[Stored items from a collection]
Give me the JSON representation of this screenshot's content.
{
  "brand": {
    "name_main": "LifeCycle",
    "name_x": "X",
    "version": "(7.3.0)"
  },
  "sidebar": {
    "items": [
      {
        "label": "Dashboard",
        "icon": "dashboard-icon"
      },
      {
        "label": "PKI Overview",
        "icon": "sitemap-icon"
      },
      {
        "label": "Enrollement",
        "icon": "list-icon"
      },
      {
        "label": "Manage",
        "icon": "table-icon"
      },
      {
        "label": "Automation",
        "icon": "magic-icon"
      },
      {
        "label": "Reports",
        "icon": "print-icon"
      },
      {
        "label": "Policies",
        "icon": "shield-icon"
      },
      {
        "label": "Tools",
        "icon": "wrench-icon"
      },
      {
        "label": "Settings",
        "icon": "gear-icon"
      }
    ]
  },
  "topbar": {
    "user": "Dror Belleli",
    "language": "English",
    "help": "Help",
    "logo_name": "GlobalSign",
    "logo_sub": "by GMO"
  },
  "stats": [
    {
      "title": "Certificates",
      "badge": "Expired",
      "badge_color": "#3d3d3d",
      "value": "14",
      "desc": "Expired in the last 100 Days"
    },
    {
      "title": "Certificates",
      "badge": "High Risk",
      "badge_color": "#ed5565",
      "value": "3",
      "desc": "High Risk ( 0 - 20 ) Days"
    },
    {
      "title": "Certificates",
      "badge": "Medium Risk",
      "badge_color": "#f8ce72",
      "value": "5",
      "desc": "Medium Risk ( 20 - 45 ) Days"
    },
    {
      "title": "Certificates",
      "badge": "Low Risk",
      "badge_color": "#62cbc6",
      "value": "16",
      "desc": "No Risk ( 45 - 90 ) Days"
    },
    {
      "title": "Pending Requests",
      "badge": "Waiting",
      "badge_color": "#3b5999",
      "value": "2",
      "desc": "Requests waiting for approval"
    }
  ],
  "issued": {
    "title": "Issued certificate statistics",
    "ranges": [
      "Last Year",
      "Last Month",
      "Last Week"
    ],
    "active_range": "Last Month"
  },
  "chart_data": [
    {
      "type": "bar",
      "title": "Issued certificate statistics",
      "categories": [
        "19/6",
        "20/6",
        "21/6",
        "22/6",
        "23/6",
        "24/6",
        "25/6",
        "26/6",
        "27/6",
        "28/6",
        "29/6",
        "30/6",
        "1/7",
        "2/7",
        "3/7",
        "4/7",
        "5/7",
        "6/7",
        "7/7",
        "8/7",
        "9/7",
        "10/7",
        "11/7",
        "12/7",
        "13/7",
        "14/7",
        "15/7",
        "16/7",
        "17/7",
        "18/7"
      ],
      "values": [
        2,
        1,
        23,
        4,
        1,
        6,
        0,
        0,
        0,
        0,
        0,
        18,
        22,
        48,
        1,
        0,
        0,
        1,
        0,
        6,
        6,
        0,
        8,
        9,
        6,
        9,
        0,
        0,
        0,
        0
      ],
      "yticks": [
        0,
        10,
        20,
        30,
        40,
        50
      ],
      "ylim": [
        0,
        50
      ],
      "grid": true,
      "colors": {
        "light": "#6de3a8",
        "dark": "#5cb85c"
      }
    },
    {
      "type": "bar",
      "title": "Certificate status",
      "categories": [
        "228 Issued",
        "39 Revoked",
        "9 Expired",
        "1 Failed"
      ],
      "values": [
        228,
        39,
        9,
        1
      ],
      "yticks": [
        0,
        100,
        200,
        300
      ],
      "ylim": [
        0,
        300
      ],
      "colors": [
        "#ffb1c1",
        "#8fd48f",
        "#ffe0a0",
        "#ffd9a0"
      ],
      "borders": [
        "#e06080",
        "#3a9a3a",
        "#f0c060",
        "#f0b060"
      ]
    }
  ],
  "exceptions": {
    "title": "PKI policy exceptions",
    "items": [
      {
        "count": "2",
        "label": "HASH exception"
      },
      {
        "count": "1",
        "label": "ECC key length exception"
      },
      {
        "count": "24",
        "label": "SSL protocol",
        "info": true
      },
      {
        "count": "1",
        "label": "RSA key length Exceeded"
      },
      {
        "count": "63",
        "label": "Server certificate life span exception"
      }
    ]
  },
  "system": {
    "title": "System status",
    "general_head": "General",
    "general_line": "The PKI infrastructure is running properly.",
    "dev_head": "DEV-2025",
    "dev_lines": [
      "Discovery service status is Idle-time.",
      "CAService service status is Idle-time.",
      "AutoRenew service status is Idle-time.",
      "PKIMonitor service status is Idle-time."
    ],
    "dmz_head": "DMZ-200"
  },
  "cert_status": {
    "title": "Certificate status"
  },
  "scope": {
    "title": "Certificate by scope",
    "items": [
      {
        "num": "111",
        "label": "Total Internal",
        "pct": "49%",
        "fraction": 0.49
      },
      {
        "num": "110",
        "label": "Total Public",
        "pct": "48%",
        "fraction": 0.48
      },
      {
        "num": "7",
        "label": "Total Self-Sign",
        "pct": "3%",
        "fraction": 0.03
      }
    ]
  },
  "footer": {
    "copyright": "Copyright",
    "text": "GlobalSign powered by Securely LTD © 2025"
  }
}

• [Set problem]: Repeat the data precisely, line by line.

• [Task output]:
Give me the JSON representation of this screenshot's content.
{
  "brand": {
    "name_main": "LifeCycle",
    "name_x": "X",
    "version": "(7.3.0)"
  },
  "sidebar": {
    "items": [
      {
        "label": "Dashboard",
        "icon": "dashboard-icon"
      },
      {
        "label": "PKI Overview",
        "icon": "sitemap-icon"
      },
      {
        "label": "Enrollement",
        "icon": "list-icon"
      },
      {
        "label": "Manage",
        "icon": "table-icon"
      },
      {
        "label": "Automation",
        "icon": "magic-icon"
      },
      {
        "label": "Reports",
        "icon": "print-icon"
      },
      {
        "label": "Policies",
        "icon": "shield-icon"
      },
      {
        "label": "Tools",
        "icon": "wrench-icon"
      },
      {
        "label": "Settings",
        "icon": "gear-icon"
      }
    ]
  },
  "topbar": {
    "user": "Dror Belleli",
    "language": "English",
    "help": "Help",
    "logo_name": "GlobalSign",
    "logo_sub": "by GMO"
  },
  "stats": [
    {
      "title": "Certificates",
      "badge": "Expired",
      "badge_color": "#3d3d3d",
      "value": "14",
      "desc": "Expired in the last 100 Days"
    },
    {
      "title": "Certificates",
      "badge": "High Risk",
      "badge_color": "#ed5565",
      "value": "3",
      "desc": "High Risk ( 0 - 20 ) Days"
    },
    {
      "title": "Certificates",
      "badge": "Medium Risk",
      "badge_color": "#f8ce72",
      "value": "5",
      "desc": "Medium Risk ( 20 - 45 ) Days"
    },
    {
      "title": "Certificates",
      "badge": "Low Risk",
      "badge_color": "#62cbc6",
      "value": "16",
      "desc": "No Risk ( 45 - 90 ) Days"
    },
    {
      "title": "Pending Requests",
      "badge": "Waiting",
      "badge_color": "#3b5999",
      "value": "2",
      "desc": "Requests waiting for approval"
    }
  ],
  "issued": {
    "title": "Issued certificate statistics",
    "ranges": [
      "Last Year",
      "Last Month",
      "Last Week"
    ],
    "active_range": "Last Month"
  },
  "chart_data": [
    {
      "type": "bar",
      "title": "Issued certificate statistics",
      "categories": [
        "19/6",
        "20/6",
        "21/6",
        "22/6",
        "23/6",
        "24/6",
        "25/6",
        "26/6",
        "27/6",
        "28/6",
        "29/6",
        "30/6",
        "1/7",
        "2/7",
        "3/7",
        "4/7",
        "5/7",
        "6/7",
        "7/7",
        "8/7",
        "9/7",
        "10/7",
        "11/7",
        "12/7",
        "13/7",
        "14/7",
        "15/7",
        "16/7",
        "17/7",
        "18/7"
      ],
      "values": [
        2,
        1,
        23,
        4,
        1,
        6,
        0,
        0,
        0,
        0,
        0,
        18,
        22,
        48,
        1,
        0,
        0,
        1,
        0,
        6,
        6,
        0,
        8,
        9,
        6,
        9,
        0,
        0,
        0,
        0
      ],
      "yticks": [
        0,
        10,
        20,
        30,
        40,
        50
      ],
      "ylim": [
        0,
        50
      ],
      "grid": true,
      "colors": {
        "light": "#6de3a8",
        "dark": "#5cb85c"
      }
    },
    {
      "type": "bar",
      "title": "Certificate status",
      "categories": [
        "228 Issued",
        "39 Revoked",
        "9 Expired",
        "1 Failed"
      ],
      "values": [
        228,
        39,
        9,
        1
      ],
      "yticks": [
        0,
        100,
        200,
        300
      ],
      "ylim": [
        0,
        300
      ],
      "colors": [
        "#ffb1c1",
        "#8fd48f",
        "#ffe0a0",
        "#ffd9a0"
      ],
      "borders": [
        "#e06080",
        "#3a9a3a",
        "#f0c060",
        "#f0b060"
      ]
    }
  ],
  "exceptions": {
    "title": "PKI policy exceptions",
    "items": [
      {
        "count": "2",
        "label": "HASH exception"
      },
      {
        "count": "1",
        "label": "ECC key length exception"
      },
      {
        "count": "24",
        "label": "SSL protocol",
        "info": true
      },
      {
        "count": "1",
        "label": "RSA key length Exceeded"
      },
      {
        "count": "63",
        "label": "Server certificate life span exception"
      }
    ]
  },
  "system": {
    "title": "System status",
    "general_head": "General",
    "general_line": "The PKI infrastructure is running properly.",
    "dev_head": "DEV-2025",
    "dev_lines": [
      "Discovery service status is Idle-time.",
      "CAService service status is Idle-time.",
      "AutoRenew service status is Idle-time.",
      "PKIMonitor service status is Idle-time."
    ],
    "dmz_head": "DMZ-200"
  },
  "cert_status": {
    "title": "Certificate status"
  },
  "scope": {
    "title": "Certificate by scope",
    "items": [
      {
        "num": "111",
        "label": "Total Internal",
        "pct": "49%",
        "fraction": 0.49
      },
      {
        "num": "110",
        "label": "Total Public",
        "pct": "48%",
        "fraction": 0.48
      },
      {
        "num": "7",
        "label": "Total Self-Sign",
        "pct": "3%",
        "fraction": 0.03
      }
    ]
  },
  "footer": {
    "copyright": "Copyright",
    "text": "GlobalSign powered by Securely LTD © 2025"
  }
}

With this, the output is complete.